Find each line holding "JSON" and copy it out.

*** Exercise materials

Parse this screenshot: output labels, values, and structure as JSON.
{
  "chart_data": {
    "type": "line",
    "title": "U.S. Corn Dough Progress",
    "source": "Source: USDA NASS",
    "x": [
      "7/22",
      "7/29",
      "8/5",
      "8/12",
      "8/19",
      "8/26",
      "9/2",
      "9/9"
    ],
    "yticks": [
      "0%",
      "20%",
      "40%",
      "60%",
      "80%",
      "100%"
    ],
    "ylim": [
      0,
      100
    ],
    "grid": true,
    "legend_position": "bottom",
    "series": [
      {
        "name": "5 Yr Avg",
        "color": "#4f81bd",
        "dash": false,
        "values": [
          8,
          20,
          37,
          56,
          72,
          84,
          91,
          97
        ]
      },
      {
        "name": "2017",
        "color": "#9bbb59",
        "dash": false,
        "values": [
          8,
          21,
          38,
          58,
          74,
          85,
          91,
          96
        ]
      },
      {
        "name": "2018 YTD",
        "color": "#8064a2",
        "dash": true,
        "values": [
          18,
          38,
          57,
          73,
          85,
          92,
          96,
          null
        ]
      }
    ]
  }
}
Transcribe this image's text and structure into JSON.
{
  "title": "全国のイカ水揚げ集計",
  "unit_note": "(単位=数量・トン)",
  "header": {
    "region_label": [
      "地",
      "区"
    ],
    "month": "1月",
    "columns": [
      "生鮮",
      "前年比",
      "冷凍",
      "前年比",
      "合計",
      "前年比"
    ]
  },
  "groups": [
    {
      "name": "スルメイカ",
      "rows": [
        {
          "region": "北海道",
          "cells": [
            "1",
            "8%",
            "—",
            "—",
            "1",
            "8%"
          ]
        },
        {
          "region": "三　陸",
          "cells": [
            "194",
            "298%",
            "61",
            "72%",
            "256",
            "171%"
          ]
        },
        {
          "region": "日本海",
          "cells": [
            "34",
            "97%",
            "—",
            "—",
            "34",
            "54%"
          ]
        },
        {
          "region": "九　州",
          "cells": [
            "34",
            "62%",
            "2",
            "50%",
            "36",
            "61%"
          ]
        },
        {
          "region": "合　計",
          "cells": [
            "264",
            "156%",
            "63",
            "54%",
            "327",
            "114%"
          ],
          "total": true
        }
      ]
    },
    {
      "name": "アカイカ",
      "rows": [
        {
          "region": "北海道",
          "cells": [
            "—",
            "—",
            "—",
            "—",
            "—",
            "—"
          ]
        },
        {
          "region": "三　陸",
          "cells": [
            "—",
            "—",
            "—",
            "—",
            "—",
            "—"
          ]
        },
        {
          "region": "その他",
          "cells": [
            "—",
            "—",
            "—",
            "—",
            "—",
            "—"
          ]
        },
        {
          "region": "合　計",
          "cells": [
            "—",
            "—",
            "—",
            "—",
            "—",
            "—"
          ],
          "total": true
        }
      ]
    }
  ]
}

******

▸ Solution for this problem:
Parse this screenshot: output labels, values, and structure as JSON.
Transcribe this image's text and structure into JSON.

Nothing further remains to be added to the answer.